-- Begin --

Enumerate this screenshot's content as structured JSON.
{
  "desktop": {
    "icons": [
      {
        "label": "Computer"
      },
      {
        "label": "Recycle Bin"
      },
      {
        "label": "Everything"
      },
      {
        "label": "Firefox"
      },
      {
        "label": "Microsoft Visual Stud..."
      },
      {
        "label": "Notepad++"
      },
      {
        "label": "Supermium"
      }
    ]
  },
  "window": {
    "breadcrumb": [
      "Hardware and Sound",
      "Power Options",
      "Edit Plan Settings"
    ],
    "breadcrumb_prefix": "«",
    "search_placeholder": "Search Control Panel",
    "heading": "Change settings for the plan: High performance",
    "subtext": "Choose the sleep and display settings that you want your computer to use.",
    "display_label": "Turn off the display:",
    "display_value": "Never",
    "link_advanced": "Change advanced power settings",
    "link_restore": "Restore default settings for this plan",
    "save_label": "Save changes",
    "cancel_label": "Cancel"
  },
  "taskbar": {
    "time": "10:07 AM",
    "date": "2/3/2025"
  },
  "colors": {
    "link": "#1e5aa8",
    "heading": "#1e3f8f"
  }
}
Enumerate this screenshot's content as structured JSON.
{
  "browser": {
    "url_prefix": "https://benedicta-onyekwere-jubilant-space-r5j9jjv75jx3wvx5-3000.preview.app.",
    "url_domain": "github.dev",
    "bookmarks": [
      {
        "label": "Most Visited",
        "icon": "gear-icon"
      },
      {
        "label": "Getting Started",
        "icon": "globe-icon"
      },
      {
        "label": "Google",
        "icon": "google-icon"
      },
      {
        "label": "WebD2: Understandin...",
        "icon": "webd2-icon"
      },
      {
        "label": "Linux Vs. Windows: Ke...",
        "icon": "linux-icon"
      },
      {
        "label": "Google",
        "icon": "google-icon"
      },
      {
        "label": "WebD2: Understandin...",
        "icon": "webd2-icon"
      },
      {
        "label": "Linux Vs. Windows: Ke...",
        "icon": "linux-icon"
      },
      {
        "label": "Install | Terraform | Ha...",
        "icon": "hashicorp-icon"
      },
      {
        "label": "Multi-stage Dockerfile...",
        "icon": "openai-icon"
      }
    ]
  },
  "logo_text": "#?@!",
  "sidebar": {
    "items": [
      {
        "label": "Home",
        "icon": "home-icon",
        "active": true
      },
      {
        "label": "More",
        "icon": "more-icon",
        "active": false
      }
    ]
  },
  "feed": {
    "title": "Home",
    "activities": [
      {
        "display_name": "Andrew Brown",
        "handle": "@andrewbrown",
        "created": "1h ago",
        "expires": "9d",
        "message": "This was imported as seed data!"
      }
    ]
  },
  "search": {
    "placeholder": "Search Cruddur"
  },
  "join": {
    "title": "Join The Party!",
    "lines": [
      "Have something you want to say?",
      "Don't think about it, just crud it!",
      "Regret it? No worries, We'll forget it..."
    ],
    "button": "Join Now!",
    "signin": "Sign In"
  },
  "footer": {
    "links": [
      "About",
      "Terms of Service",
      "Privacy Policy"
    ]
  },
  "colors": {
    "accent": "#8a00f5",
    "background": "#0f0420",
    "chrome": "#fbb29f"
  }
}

-- End --

BRIEF
Reproduce the entries above in full by retyping them exactly.

SOLUTION TO THIS PROBLEM
Enumerate this screenshot's content as structured JSON.
{
  "desktop": {
    "icons": [
      {
        "label": "Computer"
      },
      {
        "label": "Recycle Bin"
      },
      {
        "label": "Everything"
      },
      {
        "label": "Firefox"
      },
      {
        "label": "Microsoft Visual Stud..."
      },
      {
        "label": "Notepad++"
      },
      {
        "label": "Supermium"
      }
    ]
  },
  "window": {
    "breadcrumb": [
      "Hardware and Sound",
      "Power Options",
      "Edit Plan Settings"
    ],
    "breadcrumb_prefix": "«",
    "search_placeholder": "Search Control Panel",
    "heading": "Change settings for the plan: High performance",
    "subtext": "Choose the sleep and display settings that you want your computer to use.",
    "display_label": "Turn off the display:",
    "display_value": "Never",
    "link_advanced": "Change advanced power settings",
    "link_restore": "Restore default settings for this plan",
    "save_label": "Save changes",
    "cancel_label": "Cancel"
  },
  "taskbar": {
    "time": "10:07 AM",
    "date": "2/3/2025"
  },
  "colors": {
    "link": "#1e5aa8",
    "heading": "#1e3f8f"
  }
}
Enumerate this screenshot's content as structured JSON.
{
  "browser": {
    "url_prefix": "https://benedicta-onyekwere-jubilant-space-r5j9jjv75jx3wvx5-3000.preview.app.",
    "url_domain": "github.dev",
    "bookmarks": [
      {
        "label": "Most Visited",
        "icon": "gear-icon"
      },
      {
        "label": "Getting Started",
        "icon": "globe-icon"
      },
      {
        "label": "Google",
        "icon": "google-icon"
      },
      {
        "label": "WebD2: Understandin...",
        "icon": "webd2-icon"
      },
      {
        "label": "Linux Vs. Windows: Ke...",
        "icon": "linux-icon"
      },
      {
        "label": "Google",
        "icon": "google-icon"
      },
      {
        "label": "WebD2: Understandin...",
        "icon": "webd2-icon"
      },
      {
        "label": "Linux Vs. Windows: Ke...",
        "icon": "linux-icon"
      },
      {
        "label": "Install | Terraform | Ha...",
        "icon": "hashicorp-icon"
      },
      {
        "label": "Multi-stage Dockerfile...",
        "icon": "openai-icon"
      }
    ]
  },
  "logo_text": "#?@!",
  "sidebar": {
    "items": [
      {
        "label": "Home",
        "icon": "home-icon",
        "active": true
      },
      {
        "label": "More",
        "icon": "more-icon",
        "active": false
      }
    ]
  },
  "feed": {
    "title": "Home",
    "activities": [
      {
        "display_name": "Andrew Brown",
        "handle": "@andrewbrown",
        "created": "1h ago",
        "expires": "9d",
        "message": "This was imported as seed data!"
      }
    ]
  },
  "search": {
    "placeholder": "Search Cruddur"
  },
  "join": {
    "title": "Join The Party!",
    "lines": [
      "Have something you want to say?",
      "Don't think about it, just crud it!",
      "Regret it? No worries, We'll forget it..."
    ],
    "button": "Join Now!",
    "signin": "Sign In"
  },
  "footer": {
    "links": [
      "About",
      "Terms of Service",
      "Privacy Policy"
    ]
  },
  "colors": {
    "accent": "#8a00f5",
    "background": "#0f0420",
    "chrome": "#fbb29f"
  }
}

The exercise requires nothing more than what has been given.